> What this task involves
Write out every entry word for word.

> Records for the task
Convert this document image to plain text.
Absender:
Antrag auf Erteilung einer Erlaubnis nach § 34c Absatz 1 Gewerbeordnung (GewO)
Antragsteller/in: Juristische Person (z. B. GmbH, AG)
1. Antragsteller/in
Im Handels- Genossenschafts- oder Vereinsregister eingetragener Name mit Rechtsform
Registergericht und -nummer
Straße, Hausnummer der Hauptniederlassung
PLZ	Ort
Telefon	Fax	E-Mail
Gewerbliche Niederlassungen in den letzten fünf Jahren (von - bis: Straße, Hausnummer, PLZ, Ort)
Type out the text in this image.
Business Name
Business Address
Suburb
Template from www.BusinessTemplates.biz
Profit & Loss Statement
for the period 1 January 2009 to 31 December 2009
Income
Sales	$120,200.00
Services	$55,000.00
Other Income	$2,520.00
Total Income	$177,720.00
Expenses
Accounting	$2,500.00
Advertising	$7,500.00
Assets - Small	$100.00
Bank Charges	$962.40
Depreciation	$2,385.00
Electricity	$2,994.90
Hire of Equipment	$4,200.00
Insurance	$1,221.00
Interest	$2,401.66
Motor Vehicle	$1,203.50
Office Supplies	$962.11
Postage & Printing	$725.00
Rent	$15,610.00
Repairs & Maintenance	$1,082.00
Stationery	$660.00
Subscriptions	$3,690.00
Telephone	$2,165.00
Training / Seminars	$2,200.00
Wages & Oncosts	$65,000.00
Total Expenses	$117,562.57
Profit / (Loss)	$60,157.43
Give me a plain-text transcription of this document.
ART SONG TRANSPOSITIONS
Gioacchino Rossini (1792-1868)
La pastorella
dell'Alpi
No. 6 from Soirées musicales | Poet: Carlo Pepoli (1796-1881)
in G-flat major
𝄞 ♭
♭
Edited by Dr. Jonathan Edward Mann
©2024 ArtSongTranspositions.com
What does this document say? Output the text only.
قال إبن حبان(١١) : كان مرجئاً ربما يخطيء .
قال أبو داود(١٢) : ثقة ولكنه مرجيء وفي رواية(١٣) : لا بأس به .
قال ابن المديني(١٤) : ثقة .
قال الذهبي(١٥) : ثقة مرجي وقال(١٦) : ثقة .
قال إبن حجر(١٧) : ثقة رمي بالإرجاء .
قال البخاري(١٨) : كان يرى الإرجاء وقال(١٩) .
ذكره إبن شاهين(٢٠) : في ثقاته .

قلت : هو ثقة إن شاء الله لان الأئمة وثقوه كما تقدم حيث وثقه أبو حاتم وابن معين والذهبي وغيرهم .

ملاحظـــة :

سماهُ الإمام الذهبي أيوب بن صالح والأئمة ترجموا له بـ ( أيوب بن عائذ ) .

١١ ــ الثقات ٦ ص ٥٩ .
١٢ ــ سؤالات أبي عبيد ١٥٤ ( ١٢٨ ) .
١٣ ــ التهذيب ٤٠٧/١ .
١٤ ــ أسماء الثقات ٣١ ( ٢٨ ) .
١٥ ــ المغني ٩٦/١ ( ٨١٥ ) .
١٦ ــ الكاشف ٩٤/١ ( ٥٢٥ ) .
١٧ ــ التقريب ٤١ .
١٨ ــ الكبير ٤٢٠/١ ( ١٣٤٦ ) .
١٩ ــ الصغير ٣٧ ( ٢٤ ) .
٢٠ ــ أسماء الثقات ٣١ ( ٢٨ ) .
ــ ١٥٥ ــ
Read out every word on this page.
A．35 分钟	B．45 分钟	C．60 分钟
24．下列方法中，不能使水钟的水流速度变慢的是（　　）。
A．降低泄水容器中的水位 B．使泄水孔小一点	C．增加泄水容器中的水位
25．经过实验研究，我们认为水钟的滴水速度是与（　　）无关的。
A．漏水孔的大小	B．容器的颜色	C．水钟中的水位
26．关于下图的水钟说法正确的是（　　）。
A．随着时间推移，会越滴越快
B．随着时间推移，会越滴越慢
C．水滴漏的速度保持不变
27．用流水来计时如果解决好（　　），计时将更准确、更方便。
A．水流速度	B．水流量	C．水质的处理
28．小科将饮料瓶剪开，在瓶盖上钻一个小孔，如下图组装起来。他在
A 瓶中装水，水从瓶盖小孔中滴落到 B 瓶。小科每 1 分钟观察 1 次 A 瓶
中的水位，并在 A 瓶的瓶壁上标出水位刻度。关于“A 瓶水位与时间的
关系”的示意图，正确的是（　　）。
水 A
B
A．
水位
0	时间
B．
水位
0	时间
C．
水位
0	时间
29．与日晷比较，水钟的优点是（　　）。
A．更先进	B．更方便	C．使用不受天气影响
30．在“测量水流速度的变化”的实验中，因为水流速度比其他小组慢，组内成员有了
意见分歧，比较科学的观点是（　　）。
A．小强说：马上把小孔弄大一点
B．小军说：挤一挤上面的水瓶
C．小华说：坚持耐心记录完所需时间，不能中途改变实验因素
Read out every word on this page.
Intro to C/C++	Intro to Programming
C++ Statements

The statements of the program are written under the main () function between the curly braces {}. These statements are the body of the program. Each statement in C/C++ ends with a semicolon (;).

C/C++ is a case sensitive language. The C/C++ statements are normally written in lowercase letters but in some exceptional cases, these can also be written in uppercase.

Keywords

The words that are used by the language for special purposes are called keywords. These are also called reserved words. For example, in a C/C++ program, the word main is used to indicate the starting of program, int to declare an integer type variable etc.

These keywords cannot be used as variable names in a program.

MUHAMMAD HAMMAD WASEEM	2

> Output of the task
Convert this document image to plain text.
Absender:
Antrag auf Erteilung einer Erlaubnis nach § 34c Absatz 1 Gewerbeordnung (GewO)
Antragsteller/in: Juristische Person (z. B. GmbH, AG)
1. Antragsteller/in
Im Handels- Genossenschafts- oder Vereinsregister eingetragener Name mit Rechtsform
Registergericht und -nummer
Straße, Hausnummer der Hauptniederlassung
PLZ	Ort
Telefon	Fax	E-Mail
Gewerbliche Niederlassungen in den letzten fünf Jahren (von - bis: Straße, Hausnummer, PLZ, Ort)
Type out the text in this image.
Business Name
Business Address
Suburb
Template from www.BusinessTemplates.biz
Profit & Loss Statement
for the period 1 January 2009 to 31 December 2009
Income
Sales	$120,200.00
Services	$55,000.00
Other Income	$2,520.00
Total Income	$177,720.00
Expenses
Accounting	$2,500.00
Advertising	$7,500.00
Assets - Small	$100.00
Bank Charges	$962.40
Depreciation	$2,385.00
Electricity	$2,994.90
Hire of Equipment	$4,200.00
Insurance	$1,221.00
Interest	$2,401.66
Motor Vehicle	$1,203.50
Office Supplies	$962.11
Postage & Printing	$725.00
Rent	$15,610.00
Repairs & Maintenance	$1,082.00
Stationery	$660.00
Subscriptions	$3,690.00
Telephone	$2,165.00
Training / Seminars	$2,200.00
Wages & Oncosts	$65,000.00
Total Expenses	$117,562.57
Profit / (Loss)	$60,157.43
Give me a plain-text transcription of this document.
ART SONG TRANSPOSITIONS
Gioacchino Rossini (1792-1868)
La pastorella
dell'Alpi
No. 6 from Soirées musicales | Poet: Carlo Pepoli (1796-1881)
in G-flat major
𝄞 ♭
♭
Edited by Dr. Jonathan Edward Mann
©2024 ArtSongTranspositions.com
What does this document say? Output the text only.
قال إبن حبان(١١) : كان مرجئاً ربما يخطيء .
قال أبو داود(١٢) : ثقة ولكنه مرجيء وفي رواية(١٣) : لا بأس به .
قال ابن المديني(١٤) : ثقة .
قال الذهبي(١٥) : ثقة مرجي وقال(١٦) : ثقة .
قال إبن حجر(١٧) : ثقة رمي بالإرجاء .
قال البخاري(١٨) : كان يرى الإرجاء وقال(١٩) .
ذكره إبن شاهين(٢٠) : في ثقاته .

قلت : هو ثقة إن شاء الله لان الأئمة وثقوه كما تقدم حيث وثقه أبو حاتم وابن معين والذهبي وغيرهم .

ملاحظـــة :

سماهُ الإمام الذهبي أيوب بن صالح والأئمة ترجموا له بـ ( أيوب بن عائذ ) .

١١ ــ الثقات ٦ ص ٥٩ .
١٢ ــ سؤالات أبي عبيد ١٥٤ ( ١٢٨ ) .
١٣ ــ التهذيب ٤٠٧/١ .
١٤ ــ أسماء الثقات ٣١ ( ٢٨ ) .
١٥ ــ المغني ٩٦/١ ( ٨١٥ ) .
١٦ ــ الكاشف ٩٤/١ ( ٥٢٥ ) .
١٧ ــ التقريب ٤١ .
١٨ ــ الكبير ٤٢٠/١ ( ١٣٤٦ ) .
١٩ ــ الصغير ٣٧ ( ٢٤ ) .
٢٠ ــ أسماء الثقات ٣١ ( ٢٨ ) .
ــ ١٥٥ ــ
Read out every word on this page.
A．35 分钟	B．45 分钟	C．60 分钟
24．下列方法中，不能使水钟的水流速度变慢的是（　　）。
A．降低泄水容器中的水位 B．使泄水孔小一点	C．增加泄水容器中的水位
25．经过实验研究，我们认为水钟的滴水速度是与（　　）无关的。
A．漏水孔的大小	B．容器的颜色	C．水钟中的水位
26．关于下图的水钟说法正确的是（　　）。
A．随着时间推移，会越滴越快
B．随着时间推移，会越滴越慢
C．水滴漏的速度保持不变
27．用流水来计时如果解决好（　　），计时将更准确、更方便。
A．水流速度	B．水流量	C．水质的处理
28．小科将饮料瓶剪开，在瓶盖上钻一个小孔，如下图组装起来。他在
A 瓶中装水，水从瓶盖小孔中滴落到 B 瓶。小科每 1 分钟观察 1 次 A 瓶
中的水位，并在 A 瓶的瓶壁上标出水位刻度。关于“A 瓶水位与时间的
关系”的示意图，正确的是（　　）。
水 A
B
A．
水位
0	时间
B．
水位
0	时间
C．
水位
0	时间
29．与日晷比较，水钟的优点是（　　）。
A．更先进	B．更方便	C．使用不受天气影响
30．在“测量水流速度的变化”的实验中，因为水流速度比其他小组慢，组内成员有了
意见分歧，比较科学的观点是（　　）。
A．小强说：马上把小孔弄大一点
B．小军说：挤一挤上面的水瓶
C．小华说：坚持耐心记录完所需时间，不能中途改变实验因素
Read out every word on this page.
Intro to C/C++	Intro to Programming
C++ Statements

The statements of the program are written under the main () function between the curly braces {}. These statements are the body of the program. Each statement in C/C++ ends with a semicolon (;).

C/C++ is a case sensitive language. The C/C++ statements are normally written in lowercase letters but in some exceptional cases, these can also be written in uppercase.

Keywords

The words that are used by the language for special purposes are called keywords. These are also called reserved words. For example, in a C/C++ program, the word main is used to indicate the starting of program, int to declare an integer type variable etc.

These keywords cannot be used as variable names in a program.

MUHAMMAD HAMMAD WASEEM	2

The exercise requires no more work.